▶ [Description of the task] Every entry must be repeated exactly. Exclude all pictures.

▶ [Record set]

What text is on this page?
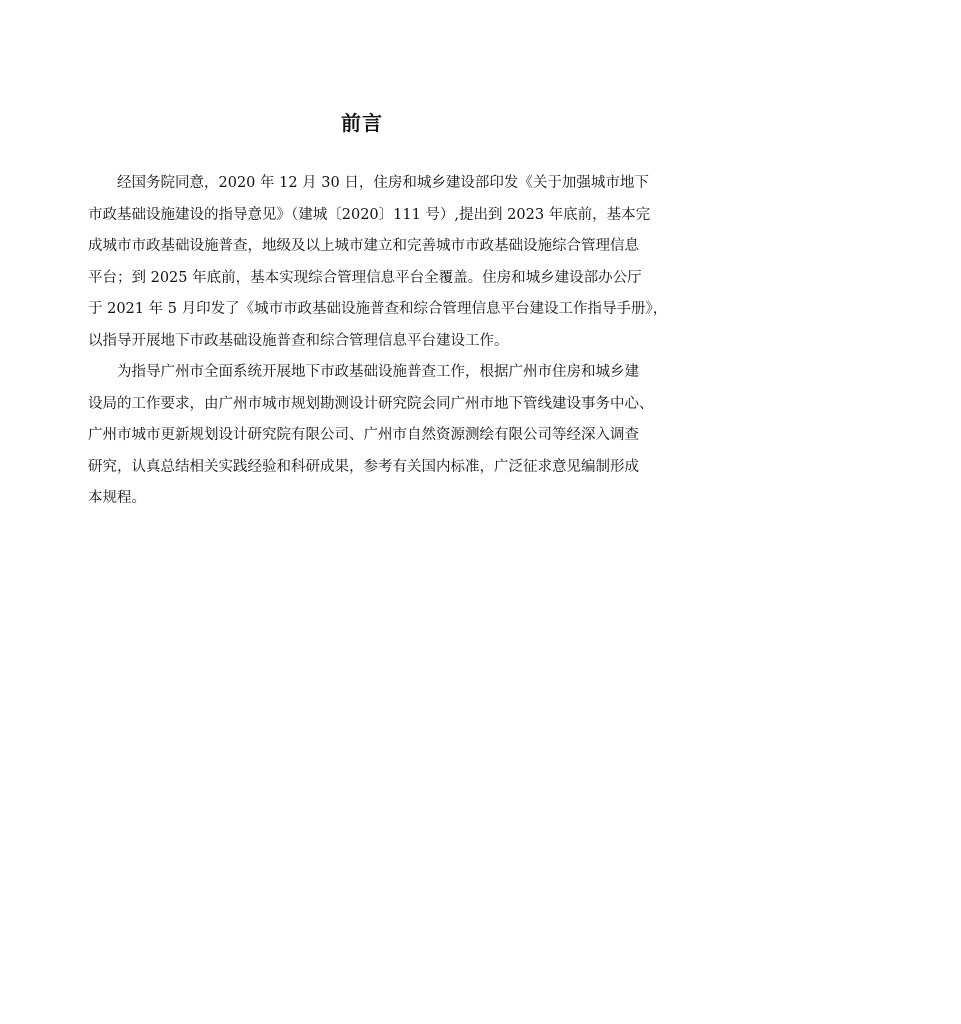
前言
经国务院同意，2020 年 12 月 30 日，住房和城乡建设部印发《关于加强城市地下
市政基础设施建设的指导意见》（建城〔2020〕111 号）,提出到 2023 年底前，基本完
成城市市政基础设施普查，地级及以上城市建立和完善城市市政基础设施综合管理信息
平台；到 2025 年底前，基本实现综合管理信息平台全覆盖。住房和城乡建设部办公厅
于 2021 年 5 月印发了《城市市政基础设施普查和综合管理信息平台建设工作指导手册》，
以指导开展地下市政基础设施普查和综合管理信息平台建设工作。
为指导广州市全面系统开展地下市政基础设施普查工作，根据广州市住房和城乡建
设局的工作要求，由广州市城市规划勘测设计研究院会同广州市地下管线建设事务中心、
广州市城市更新规划设计研究院有限公司、广州市自然资源测绘有限公司等经深入调查
研究，认真总结相关实践经验和科研成果，参考有关国内标准，广泛征求意见编制形成
本规程。
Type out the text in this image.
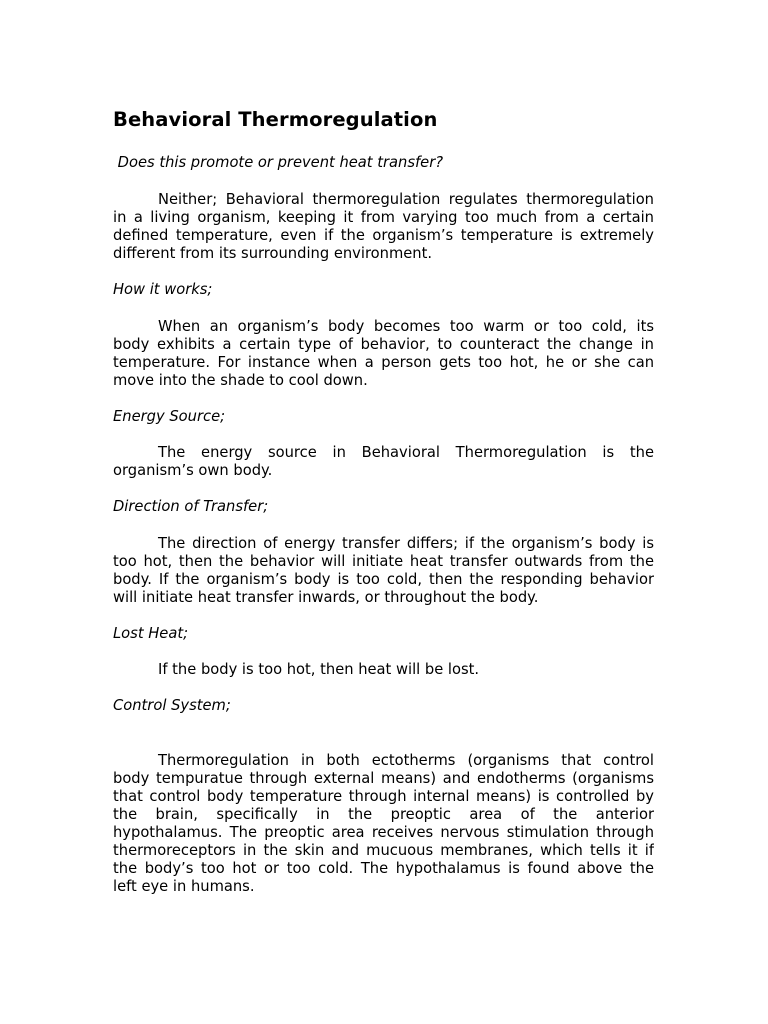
Behavioral Thermoregulation

Does this promote or prevent heat transfer?

Neither; Behavioral thermoregulation regulates thermoregulation
in a living organism, keeping it from varying too much from a certain
defined temperature, even if the organism’s temperature is extremely
different from its surrounding environment.

How it works;

When an organism’s body becomes too warm or too cold, its
body exhibits a certain type of behavior, to counteract the change in
temperature. For instance when a person gets too hot, he or she can
move into the shade to cool down.

Energy Source;

The energy source in Behavioral Thermoregulation is the
organism’s own body.

Direction of Transfer;

The direction of energy transfer differs; if the organism’s body is
too hot, then the behavior will initiate heat transfer outwards from the
body. If the organism’s body is too cold, then the responding behavior
will initiate heat transfer inwards, or throughout the body.

Lost Heat;

If the body is too hot, then heat will be lost.

Control System;

Thermoregulation in both ectotherms (organisms that control
body tempuratue through external means) and endotherms (organisms
that control body temperature through internal means) is controlled by
the brain, specifically in the preoptic area of the anterior
hypothalamus. The preoptic area receives nervous stimulation through
thermoreceptors in the skin and mucuous membranes, which tells it if
the body’s too hot or too cold. The hypothalamus is found above the
left eye in humans.
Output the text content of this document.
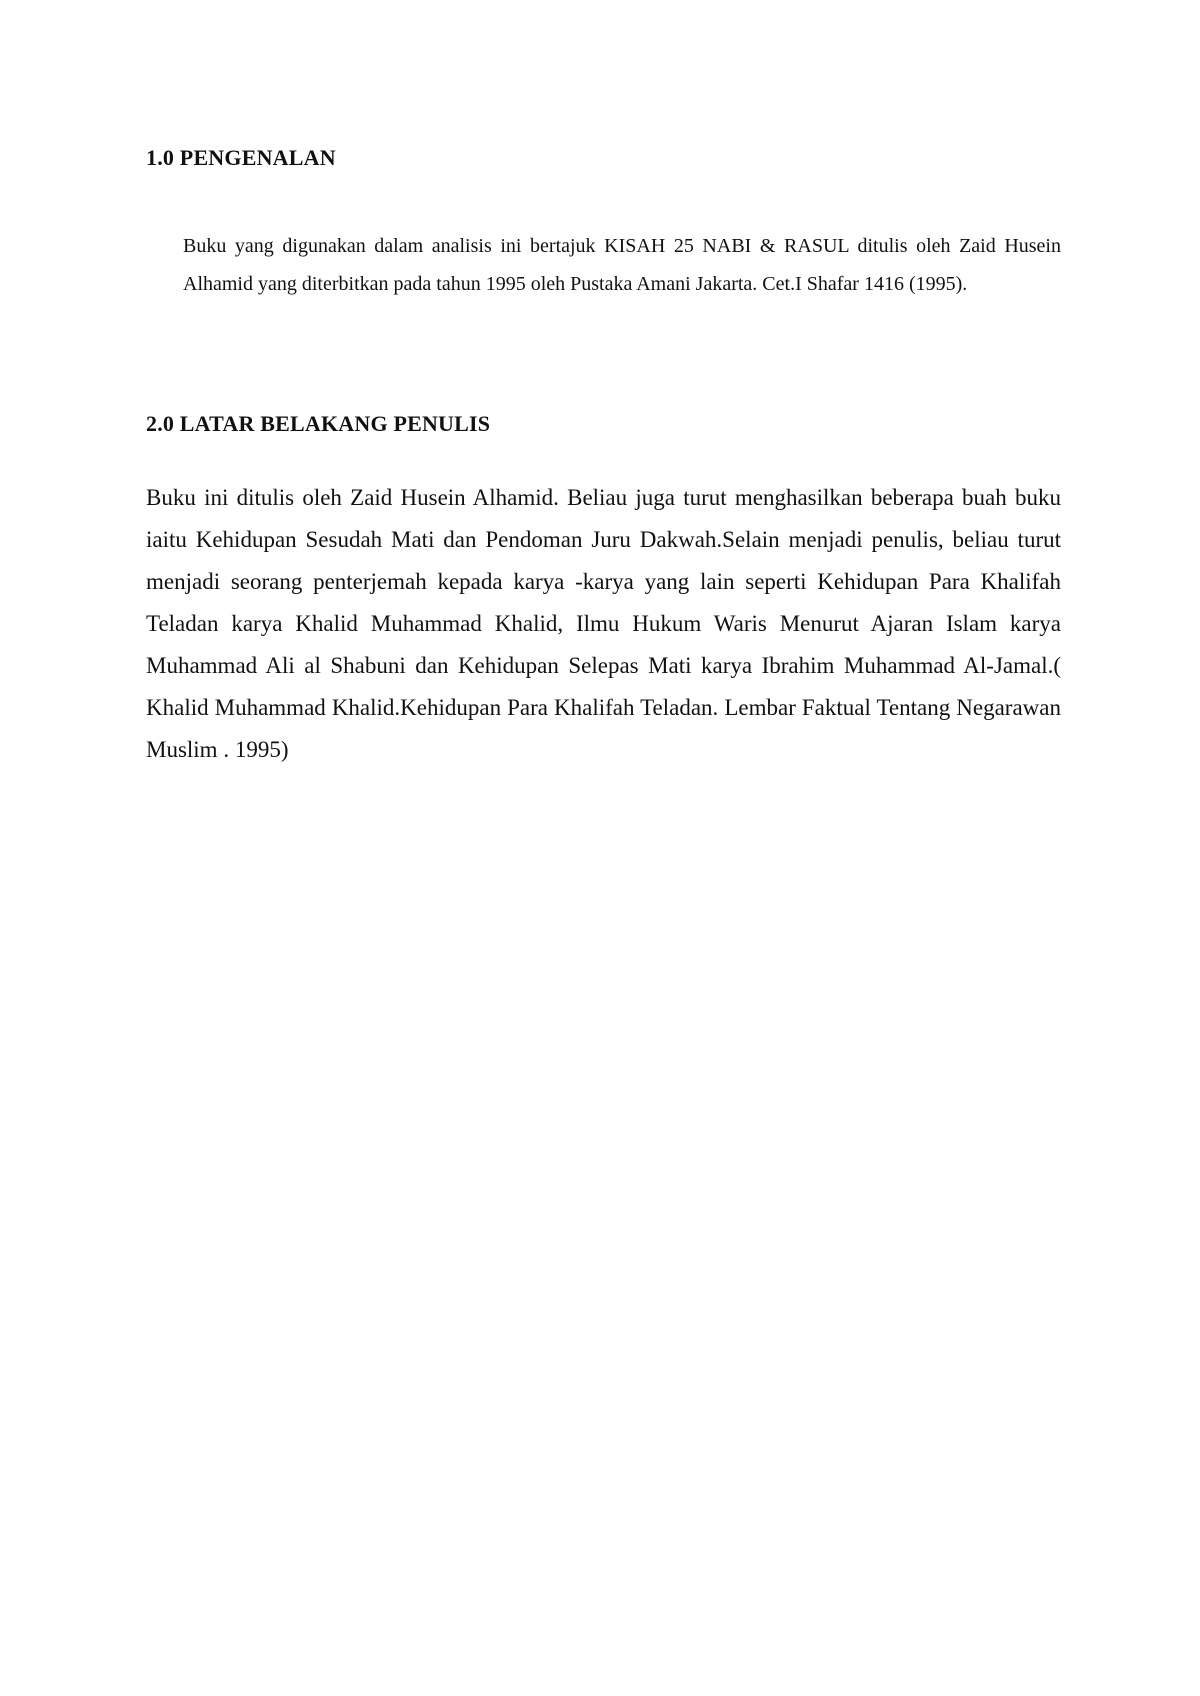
1.0 PENGENALAN

Buku yang digunakan dalam analisis ini bertajuk KISAH 25 NABI & RASUL ditulis oleh Zaid Husein Alhamid yang diterbitkan pada tahun 1995 oleh Pustaka Amani Jakarta. Cet.I Shafar 1416 (1995).

2.0 LATAR BELAKANG PENULIS

Buku ini ditulis oleh Zaid Husein Alhamid. Beliau juga turut menghasilkan beberapa buah buku iaitu Kehidupan Sesudah Mati dan Pendoman Juru Dakwah.Selain menjadi penulis, beliau turut menjadi seorang penterjemah kepada karya -karya yang lain seperti Kehidupan Para Khalifah Teladan karya Khalid Muhammad Khalid, Ilmu Hukum Waris Menurut Ajaran Islam karya Muhammad Ali al Shabuni dan Kehidupan Selepas Mati karya Ibrahim Muhammad Al-Jamal.( Khalid Muhammad Khalid.Kehidupan Para Khalifah Teladan. Lembar Faktual Tentang Negarawan Muslim . 1995)
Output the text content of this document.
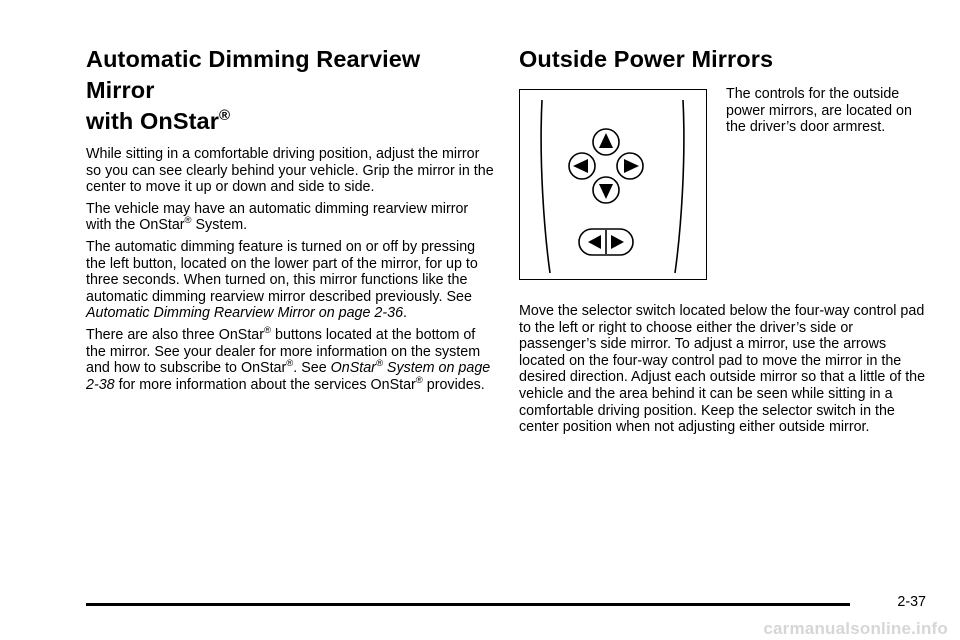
Automatic Dimming Rearview Mirror
with OnStar®

While sitting in a comfortable driving position, adjust the mirror so you can see clearly behind your vehicle. Grip the mirror in the center to move it up or down and side to side.

The vehicle may have an automatic dimming rearview mirror with the OnStar® System.

The automatic dimming feature is turned on or off by pressing the left button, located on the lower part of the mirror, for up to three seconds. When turned on, this mirror functions like the automatic dimming rearview mirror described previously. See Automatic Dimming Rearview Mirror on page 2-36.

There are also three OnStar® buttons located at the bottom of the mirror. See your dealer for more information on the system and how to subscribe to OnStar®. See OnStar® System on page 2-38 for more information about the services OnStar® provides.

Outside Power Mirrors

The controls for the outside power mirrors, are located on the driver’s door armrest.

Move the selector switch located below the four-way control pad to the left or right to choose either the driver’s side or passenger’s side mirror. To adjust a mirror, use the arrows located on the four-way control pad to move the mirror in the desired direction. Adjust each outside mirror so that a little of the vehicle and the area behind it can be seen while sitting in a comfortable driving position. Keep the selector switch in the center position when not adjusting either outside mirror.

2-37
carmanualsonline.info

▶ [Output for this task]
What text is on this page?
前言
经国务院同意，2020 年 12 月 30 日，住房和城乡建设部印发《关于加强城市地下
市政基础设施建设的指导意见》（建城〔2020〕111 号）,提出到 2023 年底前，基本完
成城市市政基础设施普查，地级及以上城市建立和完善城市市政基础设施综合管理信息
平台；到 2025 年底前，基本实现综合管理信息平台全覆盖。住房和城乡建设部办公厅
于 2021 年 5 月印发了《城市市政基础设施普查和综合管理信息平台建设工作指导手册》，
以指导开展地下市政基础设施普查和综合管理信息平台建设工作。
为指导广州市全面系统开展地下市政基础设施普查工作，根据广州市住房和城乡建
设局的工作要求，由广州市城市规划勘测设计研究院会同广州市地下管线建设事务中心、
广州市城市更新规划设计研究院有限公司、广州市自然资源测绘有限公司等经深入调查
研究，认真总结相关实践经验和科研成果，参考有关国内标准，广泛征求意见编制形成
本规程。
Type out the text in this image.
Behavioral Thermoregulation

Does this promote or prevent heat transfer?

Neither; Behavioral thermoregulation regulates thermoregulation
in a living organism, keeping it from varying too much from a certain
defined temperature, even if the organism’s temperature is extremely
different from its surrounding environment.

How it works;

When an organism’s body becomes too warm or too cold, its
body exhibits a certain type of behavior, to counteract the change in
temperature. For instance when a person gets too hot, he or she can
move into the shade to cool down.

Energy Source;

The energy source in Behavioral Thermoregulation is the
organism’s own body.

Direction of Transfer;

The direction of energy transfer differs; if the organism’s body is
too hot, then the behavior will initiate heat transfer outwards from the
body. If the organism’s body is too cold, then the responding behavior
will initiate heat transfer inwards, or throughout the body.

Lost Heat;

If the body is too hot, then heat will be lost.

Control System;

Thermoregulation in both ectotherms (organisms that control
body tempuratue through external means) and endotherms (organisms
that control body temperature through internal means) is controlled by
the brain, specifically in the preoptic area of the anterior
hypothalamus. The preoptic area receives nervous stimulation through
thermoreceptors in the skin and mucuous membranes, which tells it if
the body’s too hot or too cold. The hypothalamus is found above the
left eye in humans.
Output the text content of this document.
1.0 PENGENALAN

Buku yang digunakan dalam analisis ini bertajuk KISAH 25 NABI & RASUL ditulis oleh Zaid Husein Alhamid yang diterbitkan pada tahun 1995 oleh Pustaka Amani Jakarta. Cet.I Shafar 1416 (1995).

2.0 LATAR BELAKANG PENULIS

Buku ini ditulis oleh Zaid Husein Alhamid. Beliau juga turut menghasilkan beberapa buah buku iaitu Kehidupan Sesudah Mati dan Pendoman Juru Dakwah.Selain menjadi penulis, beliau turut menjadi seorang penterjemah kepada karya -karya yang lain seperti Kehidupan Para Khalifah Teladan karya Khalid Muhammad Khalid, Ilmu Hukum Waris Menurut Ajaran Islam karya Muhammad Ali al Shabuni dan Kehidupan Selepas Mati karya Ibrahim Muhammad Al-Jamal.( Khalid Muhammad Khalid.Kehidupan Para Khalifah Teladan. Lembar Faktual Tentang Negarawan Muslim . 1995)
Output the text content of this document.
Automatic Dimming Rearview Mirror
with OnStar®

While sitting in a comfortable driving position, adjust the mirror so you can see clearly behind your vehicle. Grip the mirror in the center to move it up or down and side to side.

The vehicle may have an automatic dimming rearview mirror with the OnStar® System.

The automatic dimming feature is turned on or off by pressing the left button, located on the lower part of the mirror, for up to three seconds. When turned on, this mirror functions like the automatic dimming rearview mirror described previously. See Automatic Dimming Rearview Mirror on page 2-36.

There are also three OnStar® buttons located at the bottom of the mirror. See your dealer for more information on the system and how to subscribe to OnStar®. See OnStar® System on page 2-38 for more information about the services OnStar® provides.

Outside Power Mirrors

The controls for the outside power mirrors, are located on the driver’s door armrest.

Move the selector switch located below the four-way control pad to the left or right to choose either the driver’s side or passenger’s side mirror. To adjust a mirror, use the arrows located on the four-way control pad to move the mirror in the desired direction. Adjust each outside mirror so that a little of the vehicle and the area behind it can be seen while sitting in a comfortable driving position. Keep the selector switch in the center position when not adjusting either outside mirror.

2-37
carmanualsonline.info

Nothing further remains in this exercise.